Goal:
Find each line in the rows below that contains the string "Extreme" and copy it in full, counting a line only when the capitalization matches.

[START OF Material provided]

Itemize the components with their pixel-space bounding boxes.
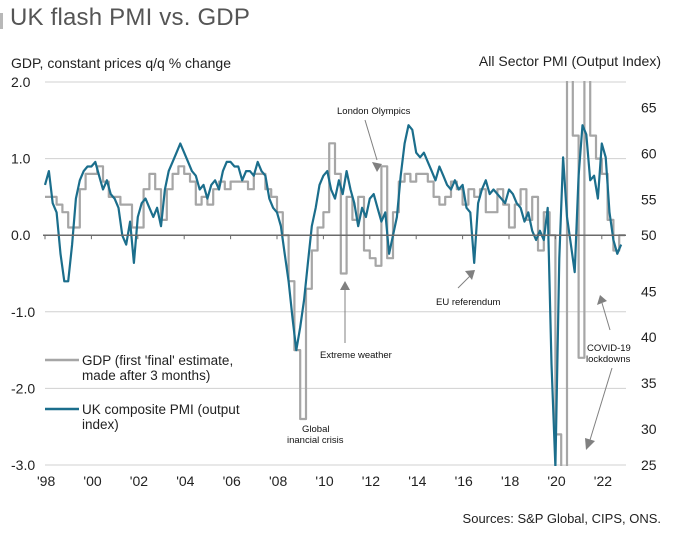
x-tick-label: '98: [37, 473, 55, 489]
legend-label-pmi-line2: index): [82, 417, 119, 432]
pmi-series-line: [43, 124, 623, 466]
annotation-london-olympics: London Olympics: [337, 106, 411, 117]
annotation-arrow-line: [364, 119, 378, 161]
y-right-tick-label: 40: [641, 329, 657, 345]
annotation-arrow-line: [589, 367, 613, 441]
x-tick-label: '22: [594, 473, 612, 489]
x-tick-label: '06: [223, 473, 241, 489]
y-left-tick-label: 2.0: [11, 74, 31, 90]
x-tick-label: '08: [269, 473, 287, 489]
left-axis-ticks: 2.0 1.0 0.0 -1.0 -2.0 -3.0: [11, 74, 35, 473]
annotations: London Olympics Extreme weather Global i…: [287, 106, 631, 450]
annotation-eu-referendum: EU referendum: [436, 297, 501, 308]
annotation-gfc-line1: Global: [302, 424, 329, 435]
y-right-tick-label: 55: [641, 191, 657, 207]
legend-label-gdp-line2: made after 3 months): [82, 368, 210, 383]
annotation-gfc-line2: inancial crisis: [287, 435, 344, 446]
y-right-tick-label: 45: [641, 283, 657, 299]
annotation-covid-line1: COVID-19: [587, 343, 631, 354]
y-right-tick-label: 65: [641, 100, 657, 116]
arrow-head-icon: [340, 281, 350, 290]
gdp-series-line: [45, 81, 625, 466]
arrow-head-icon: [372, 162, 382, 172]
series-layer: [43, 81, 625, 466]
right-axis-ticks: 65 60 55 50 45 40 35 30 25: [641, 100, 657, 473]
left-axis-label: GDP, constant prices q/q % change: [11, 55, 231, 71]
y-right-tick-label: 30: [641, 421, 657, 437]
y-left-tick-label: -1.0: [11, 304, 35, 320]
x-tick-label: '20: [547, 473, 565, 489]
x-tick-label: '04: [176, 473, 194, 489]
legend-label-pmi-line1: UK composite PMI (output: [82, 402, 240, 417]
right-axis-label: All Sector PMI (Output Index): [478, 53, 661, 69]
chart-title: UK flash PMI vs. GDP: [10, 4, 251, 31]
x-tick-label: '00: [83, 473, 101, 489]
y-left-tick-label: 1.0: [11, 151, 31, 167]
x-tick-label: '02: [130, 473, 148, 489]
annotation-extreme-weather: Extreme weather: [320, 350, 392, 361]
y-left-tick-label: -3.0: [11, 457, 35, 473]
x-tick-label: '14: [408, 473, 426, 489]
x-tick-label: '18: [501, 473, 519, 489]
legend: GDP (first 'final' estimate, made after …: [45, 353, 240, 432]
title-accent-bar: [0, 13, 3, 29]
x-tick-label: '12: [362, 473, 380, 489]
y-right-tick-label: 35: [641, 375, 657, 391]
zero-axis: [43, 234, 626, 240]
annotation-arrow-line: [601, 302, 611, 331]
x-tick-label: '10: [315, 473, 333, 489]
arrow-head-icon: [585, 438, 595, 450]
x-axis-ticks: '98 '00 '02 '04 '06 '08 '10 '12 '14 '16 '18 '20 '22: [37, 473, 612, 489]
annotation-arrow-line: [457, 275, 471, 289]
legend-label-gdp-line1: GDP (first 'final' estimate,: [82, 353, 233, 368]
arrow-head-icon: [465, 270, 475, 280]
y-right-tick-label: 50: [641, 227, 657, 243]
y-right-tick-label: 60: [641, 146, 657, 162]
y-right-tick-label: 25: [641, 457, 657, 473]
y-left-tick-label: 0.0: [11, 227, 31, 243]
arrow-head-icon: [597, 295, 607, 305]
annotation-covid-line2: lockdowns: [586, 354, 631, 365]
y-left-tick-label: -2.0: [11, 380, 35, 396]
source-note: Sources: S&P Global, CIPS, ONS.: [462, 511, 661, 526]
x-tick-label: '16: [455, 473, 473, 489]
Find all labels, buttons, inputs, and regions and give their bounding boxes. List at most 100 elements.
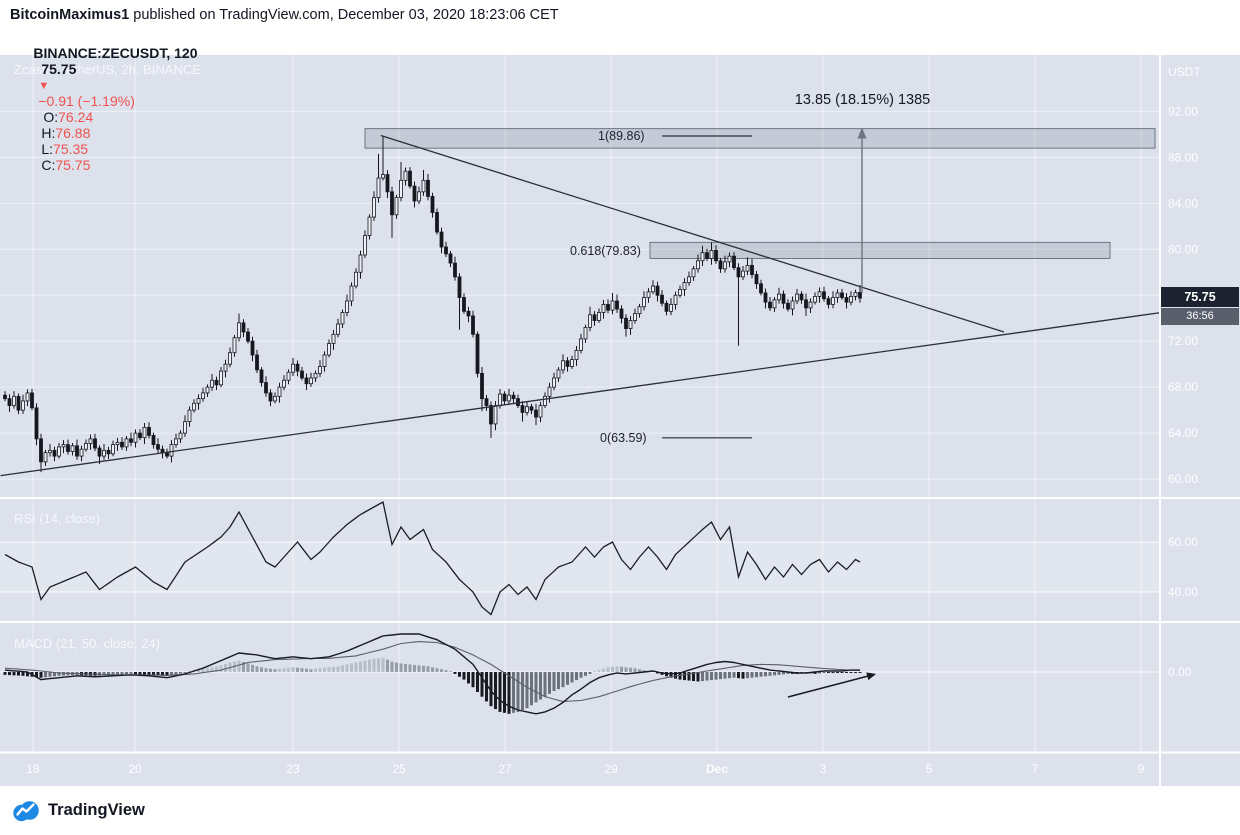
macd-histogram-bar (174, 672, 178, 675)
candle-body (610, 300, 615, 311)
macd-histogram-bar (251, 664, 254, 672)
macd-histogram-bar (458, 672, 461, 677)
candle-body (408, 170, 412, 187)
candle-body (804, 299, 808, 309)
candle-body (331, 333, 336, 344)
macd-histogram-bar (201, 669, 205, 672)
high-label: H: (41, 125, 56, 141)
macd-histogram-bar (278, 668, 281, 672)
candle-body (210, 379, 214, 388)
tradingview-logo-icon[interactable] (12, 797, 39, 824)
macd-histogram-bar (732, 672, 736, 678)
candle-body (304, 377, 309, 385)
rsi-axis-label: 60.00 (1168, 535, 1198, 549)
macd-histogram-bar (408, 664, 412, 672)
candle-body (385, 174, 390, 193)
macd-histogram-bar (782, 672, 785, 675)
chart-background (0, 55, 1240, 786)
candle-body (201, 392, 205, 400)
macd-histogram-bar (584, 672, 587, 676)
macd-histogram-bar (786, 672, 790, 674)
macd-histogram-bar (260, 667, 263, 672)
candle-body (534, 409, 538, 418)
candle-body (444, 246, 448, 255)
macd-histogram-bar (143, 672, 146, 675)
macd-histogram-bar (39, 672, 43, 678)
candle-body (457, 276, 462, 298)
candle-body (426, 179, 430, 197)
candle-body (642, 297, 646, 308)
candle-body (669, 304, 673, 312)
candle-body (687, 276, 691, 284)
candle-body (480, 372, 484, 400)
candle-body (21, 400, 25, 411)
macd-histogram-bar (624, 667, 628, 672)
candle-body (214, 379, 219, 386)
macd-histogram-bar (710, 672, 713, 681)
macd-histogram-bar (525, 672, 529, 709)
macd-histogram-bar (345, 664, 349, 672)
candle-body (844, 297, 849, 303)
macd-histogram-bar (138, 672, 142, 675)
candle-body (232, 337, 237, 354)
candle-body (673, 294, 678, 305)
macd-histogram-bar (156, 672, 160, 676)
candle-body (61, 444, 66, 448)
macd-histogram-bar (489, 672, 493, 707)
macd-histogram-bar (386, 659, 389, 672)
macd-trend-arrow-line (787, 675, 870, 698)
candle-body (417, 191, 421, 202)
candle-body (43, 452, 48, 463)
macd-histogram-bar (368, 659, 371, 672)
candle-body (813, 295, 817, 303)
macd-histogram-bar (399, 663, 403, 672)
macd-histogram-bar (521, 672, 524, 710)
macd-histogram-bar (336, 666, 340, 672)
macd-histogram-bar (543, 672, 547, 697)
candle-body (561, 360, 565, 371)
price-axis-label: 88.00 (1168, 150, 1198, 164)
macd-histogram-bar (309, 669, 313, 672)
candle-body (282, 379, 286, 388)
candle-body (273, 395, 277, 402)
candle-body (435, 212, 439, 233)
candle-body (781, 293, 786, 304)
measure-arrow-head (857, 127, 867, 139)
low-label: L: (41, 141, 54, 157)
candle-body (718, 260, 723, 270)
macd-histogram-bar (741, 672, 745, 679)
candle-body (727, 255, 732, 263)
candle-body (475, 333, 480, 374)
candle-body (606, 304, 610, 311)
change-text: −0.91 (−1.19%) (38, 93, 135, 109)
macd-histogram-bar (831, 672, 835, 673)
macd-histogram-bar (674, 672, 677, 679)
candle-body (777, 293, 781, 301)
macd-histogram-bar (593, 671, 596, 672)
candle-body (736, 267, 741, 278)
macd-histogram-bar (21, 672, 25, 676)
footer-bar: TradingView (0, 786, 1240, 835)
macd-histogram-bar (485, 672, 488, 702)
candle-body (183, 421, 187, 434)
candle-body (151, 435, 156, 446)
time-axis-label: 7 (1032, 762, 1039, 776)
candle-body (57, 446, 61, 457)
candle-body (615, 300, 619, 310)
candle-body (759, 283, 763, 294)
rsi-axis-label: 40.00 (1168, 585, 1198, 599)
tradingview-brand-text[interactable]: TradingView (48, 801, 145, 819)
candle-body (394, 197, 399, 216)
candle-body (732, 255, 736, 269)
candle-body (858, 292, 862, 299)
macd-histogram-bar (606, 667, 610, 672)
macd-histogram-bar (561, 672, 565, 688)
candle-body (187, 409, 192, 423)
macd-histogram-bar (854, 672, 857, 673)
candle-body (318, 366, 322, 374)
macd-histogram-bar (449, 671, 452, 672)
macd-histogram-bar (444, 670, 448, 672)
candle-body (138, 432, 142, 439)
macd-histogram-bar (134, 672, 137, 675)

[END OF Material provided]

Final result:
annotations: London Olympics Extreme weather Global i…: [287, 106, 631, 450]
annotation-extreme-weather: Extreme weather: [320, 350, 392, 361]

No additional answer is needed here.